■ STATED GOAL
What lines of the data hold the string "class"? Pull each one out.

■ SOURCE MATERIAL

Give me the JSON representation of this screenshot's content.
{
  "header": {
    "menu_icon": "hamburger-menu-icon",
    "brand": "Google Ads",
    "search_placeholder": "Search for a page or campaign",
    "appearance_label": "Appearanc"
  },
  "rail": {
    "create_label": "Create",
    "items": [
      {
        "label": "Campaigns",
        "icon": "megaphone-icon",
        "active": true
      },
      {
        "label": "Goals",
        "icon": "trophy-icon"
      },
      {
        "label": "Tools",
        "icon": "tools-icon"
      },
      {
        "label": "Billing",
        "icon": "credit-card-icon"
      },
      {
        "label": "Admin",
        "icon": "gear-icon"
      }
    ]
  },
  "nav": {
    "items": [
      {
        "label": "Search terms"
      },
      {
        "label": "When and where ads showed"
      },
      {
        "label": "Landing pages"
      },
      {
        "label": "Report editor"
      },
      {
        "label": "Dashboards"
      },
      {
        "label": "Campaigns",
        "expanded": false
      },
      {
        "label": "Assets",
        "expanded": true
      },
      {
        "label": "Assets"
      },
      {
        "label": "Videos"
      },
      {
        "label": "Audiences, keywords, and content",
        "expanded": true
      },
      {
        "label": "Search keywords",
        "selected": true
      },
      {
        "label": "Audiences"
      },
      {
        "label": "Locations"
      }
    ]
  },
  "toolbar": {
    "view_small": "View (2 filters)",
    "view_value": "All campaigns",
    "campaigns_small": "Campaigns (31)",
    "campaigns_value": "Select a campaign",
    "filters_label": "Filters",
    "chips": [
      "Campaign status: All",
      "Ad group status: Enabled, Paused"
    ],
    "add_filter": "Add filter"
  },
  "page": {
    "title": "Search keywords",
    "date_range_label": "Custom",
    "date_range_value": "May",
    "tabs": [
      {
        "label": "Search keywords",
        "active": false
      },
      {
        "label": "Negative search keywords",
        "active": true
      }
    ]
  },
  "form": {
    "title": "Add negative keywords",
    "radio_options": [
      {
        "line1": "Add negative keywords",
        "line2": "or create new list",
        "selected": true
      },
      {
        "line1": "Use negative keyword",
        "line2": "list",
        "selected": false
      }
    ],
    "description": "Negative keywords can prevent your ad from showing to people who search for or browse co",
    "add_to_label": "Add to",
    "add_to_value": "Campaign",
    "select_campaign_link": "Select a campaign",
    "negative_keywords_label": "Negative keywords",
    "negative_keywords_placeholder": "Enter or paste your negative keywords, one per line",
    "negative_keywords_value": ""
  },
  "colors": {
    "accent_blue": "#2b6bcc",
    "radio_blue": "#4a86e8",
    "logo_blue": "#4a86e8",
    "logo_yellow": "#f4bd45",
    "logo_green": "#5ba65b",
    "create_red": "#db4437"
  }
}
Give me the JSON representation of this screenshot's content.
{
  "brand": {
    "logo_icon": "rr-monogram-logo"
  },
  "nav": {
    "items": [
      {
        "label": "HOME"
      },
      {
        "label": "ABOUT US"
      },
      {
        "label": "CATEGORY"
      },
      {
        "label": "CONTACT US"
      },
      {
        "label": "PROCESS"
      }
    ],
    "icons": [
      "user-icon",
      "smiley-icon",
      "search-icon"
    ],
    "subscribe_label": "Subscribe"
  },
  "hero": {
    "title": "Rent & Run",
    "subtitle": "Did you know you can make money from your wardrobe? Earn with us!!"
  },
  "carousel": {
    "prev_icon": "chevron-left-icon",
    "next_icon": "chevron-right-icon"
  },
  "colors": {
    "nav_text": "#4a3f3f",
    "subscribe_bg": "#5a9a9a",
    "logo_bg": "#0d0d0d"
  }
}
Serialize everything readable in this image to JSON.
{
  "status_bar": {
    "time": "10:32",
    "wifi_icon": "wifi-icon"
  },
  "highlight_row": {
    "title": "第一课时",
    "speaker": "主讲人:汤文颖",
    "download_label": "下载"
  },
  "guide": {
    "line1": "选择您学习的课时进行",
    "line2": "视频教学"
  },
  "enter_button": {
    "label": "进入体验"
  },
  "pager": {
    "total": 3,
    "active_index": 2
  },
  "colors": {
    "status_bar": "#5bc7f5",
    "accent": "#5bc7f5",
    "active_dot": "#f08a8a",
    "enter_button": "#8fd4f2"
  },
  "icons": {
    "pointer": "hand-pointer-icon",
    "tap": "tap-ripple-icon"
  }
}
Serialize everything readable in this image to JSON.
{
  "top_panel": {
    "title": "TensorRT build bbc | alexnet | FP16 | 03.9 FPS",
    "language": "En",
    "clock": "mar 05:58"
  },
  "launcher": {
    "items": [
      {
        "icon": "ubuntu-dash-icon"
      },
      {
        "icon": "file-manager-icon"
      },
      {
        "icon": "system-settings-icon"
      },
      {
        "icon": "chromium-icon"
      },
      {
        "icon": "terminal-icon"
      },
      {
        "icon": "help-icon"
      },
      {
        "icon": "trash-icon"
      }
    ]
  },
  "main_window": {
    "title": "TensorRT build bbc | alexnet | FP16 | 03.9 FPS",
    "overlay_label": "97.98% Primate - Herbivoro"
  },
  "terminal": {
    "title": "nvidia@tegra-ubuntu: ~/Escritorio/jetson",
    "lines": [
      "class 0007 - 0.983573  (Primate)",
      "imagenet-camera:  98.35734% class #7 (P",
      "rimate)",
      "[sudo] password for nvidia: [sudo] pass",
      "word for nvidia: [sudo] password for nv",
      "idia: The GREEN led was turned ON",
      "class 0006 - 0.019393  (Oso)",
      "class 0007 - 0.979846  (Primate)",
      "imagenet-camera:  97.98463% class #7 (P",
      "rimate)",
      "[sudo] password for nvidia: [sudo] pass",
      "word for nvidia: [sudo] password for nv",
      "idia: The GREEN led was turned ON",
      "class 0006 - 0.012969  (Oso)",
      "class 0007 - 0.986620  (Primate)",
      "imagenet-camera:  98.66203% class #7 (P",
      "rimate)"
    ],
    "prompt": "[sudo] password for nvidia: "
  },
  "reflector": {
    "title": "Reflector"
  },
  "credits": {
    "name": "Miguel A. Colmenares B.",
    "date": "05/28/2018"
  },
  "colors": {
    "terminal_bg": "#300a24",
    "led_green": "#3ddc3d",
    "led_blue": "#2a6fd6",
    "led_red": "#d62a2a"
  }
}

■ WRITTEN ANSWER
      "class 0007 - 0.983573  (Primate)",
      "imagenet-camera:  98.35734% class #7 (P",
      "class 0006 - 0.019393  (Oso)",
      "class 0007 - 0.979846  (Primate)",
      "imagenet-camera:  97.98463% class #7 (P",
      "class 0006 - 0.012969  (Oso)",
      "class 0007 - 0.986620  (Primate)",
      "imagenet-camera:  98.66203% class #7 (P",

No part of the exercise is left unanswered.